■ Daftar Tugas ■
1. Sebutkan semua gelar akademik yang muncul dalam artikel tentang mentalitas yang membuat sarjana linglung.
2. Lanjutkan artikel tentang mentalitas yang membuat sarjana linglung setelah kalimat terakhirnya.

■ Kutipan Dokumen ■
..........

5 Mentalitas Goblok yang Membuat Sarjana Linglung

Mengapa banyak mahasiswa yang setelah lulus kuliah tapi tetap menjadi jobless (bahasa keren untuk pengangguran)?

Melamar kerja ke sana ke mari tapi tidak ada yang memanggil interview.

Rajin cari lowongan kerja di internet dan koran tapi tidak ada yang memenuhi syarat.

Mungkin karena ada mentalitas goblok yang memenjara teman-teman.
foto: wacana-kampus.blogspot.co.id

Mentalitas goblok itu menutup mental, kreatifitas dan kecerdasan teman-teman.

Sehingga pada akhirnya, teman-teman lulus dari kuliah, tapi bingung hendak ke mana, hendak berbuat apa.

Lulus menyandang gelar ahli madya, sarjana atau magister, tapi hanya bisa melongo ketika ditanya tentang ilmu yang didapat ketika kuliah.

..........

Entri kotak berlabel

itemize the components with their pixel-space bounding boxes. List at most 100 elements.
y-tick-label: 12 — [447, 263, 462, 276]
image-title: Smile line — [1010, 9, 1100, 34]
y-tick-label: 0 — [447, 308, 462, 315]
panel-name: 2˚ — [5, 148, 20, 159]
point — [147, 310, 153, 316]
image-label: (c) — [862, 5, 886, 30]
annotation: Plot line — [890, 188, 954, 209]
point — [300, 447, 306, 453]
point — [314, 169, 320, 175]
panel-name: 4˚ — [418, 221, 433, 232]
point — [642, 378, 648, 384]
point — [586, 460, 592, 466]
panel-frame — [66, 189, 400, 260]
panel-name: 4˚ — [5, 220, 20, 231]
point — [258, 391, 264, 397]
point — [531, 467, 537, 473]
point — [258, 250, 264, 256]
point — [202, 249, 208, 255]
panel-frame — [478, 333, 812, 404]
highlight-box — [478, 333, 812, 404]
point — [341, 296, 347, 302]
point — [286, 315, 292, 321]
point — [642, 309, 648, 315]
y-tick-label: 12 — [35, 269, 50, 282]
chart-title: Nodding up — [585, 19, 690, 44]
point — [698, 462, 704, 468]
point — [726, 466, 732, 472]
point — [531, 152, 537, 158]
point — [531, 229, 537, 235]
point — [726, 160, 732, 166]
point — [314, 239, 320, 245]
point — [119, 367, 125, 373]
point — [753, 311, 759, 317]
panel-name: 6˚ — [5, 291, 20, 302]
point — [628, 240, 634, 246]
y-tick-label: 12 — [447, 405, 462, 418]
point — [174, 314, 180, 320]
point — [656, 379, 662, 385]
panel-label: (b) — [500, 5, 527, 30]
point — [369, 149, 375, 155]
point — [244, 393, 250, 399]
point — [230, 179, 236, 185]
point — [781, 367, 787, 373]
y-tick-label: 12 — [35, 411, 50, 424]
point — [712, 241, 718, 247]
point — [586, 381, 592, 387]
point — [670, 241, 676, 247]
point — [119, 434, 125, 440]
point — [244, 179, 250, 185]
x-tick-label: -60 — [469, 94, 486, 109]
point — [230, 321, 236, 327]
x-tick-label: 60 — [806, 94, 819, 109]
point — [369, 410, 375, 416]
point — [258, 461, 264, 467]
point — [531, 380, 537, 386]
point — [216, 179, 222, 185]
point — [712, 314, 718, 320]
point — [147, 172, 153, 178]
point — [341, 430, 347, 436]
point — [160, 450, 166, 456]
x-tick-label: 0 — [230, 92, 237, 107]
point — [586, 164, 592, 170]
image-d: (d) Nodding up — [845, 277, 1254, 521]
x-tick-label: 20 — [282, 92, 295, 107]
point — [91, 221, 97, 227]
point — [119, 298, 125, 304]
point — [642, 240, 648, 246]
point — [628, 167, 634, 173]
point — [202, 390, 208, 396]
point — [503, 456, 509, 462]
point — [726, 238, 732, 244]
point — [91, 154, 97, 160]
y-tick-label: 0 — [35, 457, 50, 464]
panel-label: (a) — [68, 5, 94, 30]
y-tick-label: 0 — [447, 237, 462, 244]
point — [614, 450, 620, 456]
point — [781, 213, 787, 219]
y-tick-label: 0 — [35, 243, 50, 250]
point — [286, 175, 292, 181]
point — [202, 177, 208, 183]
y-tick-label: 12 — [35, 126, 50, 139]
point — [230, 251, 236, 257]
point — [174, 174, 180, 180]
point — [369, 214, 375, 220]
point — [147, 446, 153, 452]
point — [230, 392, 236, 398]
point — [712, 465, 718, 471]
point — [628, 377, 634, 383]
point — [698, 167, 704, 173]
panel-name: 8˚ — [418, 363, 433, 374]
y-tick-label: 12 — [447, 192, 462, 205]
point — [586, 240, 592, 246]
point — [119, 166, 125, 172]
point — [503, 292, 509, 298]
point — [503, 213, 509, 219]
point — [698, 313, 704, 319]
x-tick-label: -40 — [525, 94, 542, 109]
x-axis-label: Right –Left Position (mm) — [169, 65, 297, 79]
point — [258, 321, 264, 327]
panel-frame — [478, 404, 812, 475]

..........

■ Kumpulan Jawaban ■
1. Ahli madya, sarjana, dan magister.

2.
Setidaknya ada lima mentalitas goblok yang dapat memenjara teman-teman, sehingga membuat teman-teman lulus tapi linglung. Apa saja itu?

1. Pola Pikir Malas

Pola pikir malas adalah mentalitas pertama yang patut diwaspadai.

Mentalitas malas adalah keengganan untuk melakukan tindakan walaupun itu bermanfaat untuk dirinya.

Keengganan ini adalah penyakit mental, bukan karena tidak mampu, bukan pula karena ada pekerjaan lain yang lebih penting.

Mahasiswa yang memiliki mental malas cenderung menunda-nunda apa yang seharusnya segera dilakukan.

Padahal pekerjaan itu bisa dilakukan sekarang dan ia mampu melakukannya.

Kalimat yang biasa diungkapkan adalah, nanti saja, kenapa tidak dikerjakan besok?, Nanti agak sorean saja, dan sejenisnya.

Hal ini bisa terlihat saat ada tugas dari dosen misalnya.

Sikap ini bahkan akan terbawa dan muncul ketika mendapatkan kesempatan.

Misalnya, mendapatkan peluang pengajuan beasiswa dengan syarat mengurus kelengkapan administrasinya terlebih dahulu.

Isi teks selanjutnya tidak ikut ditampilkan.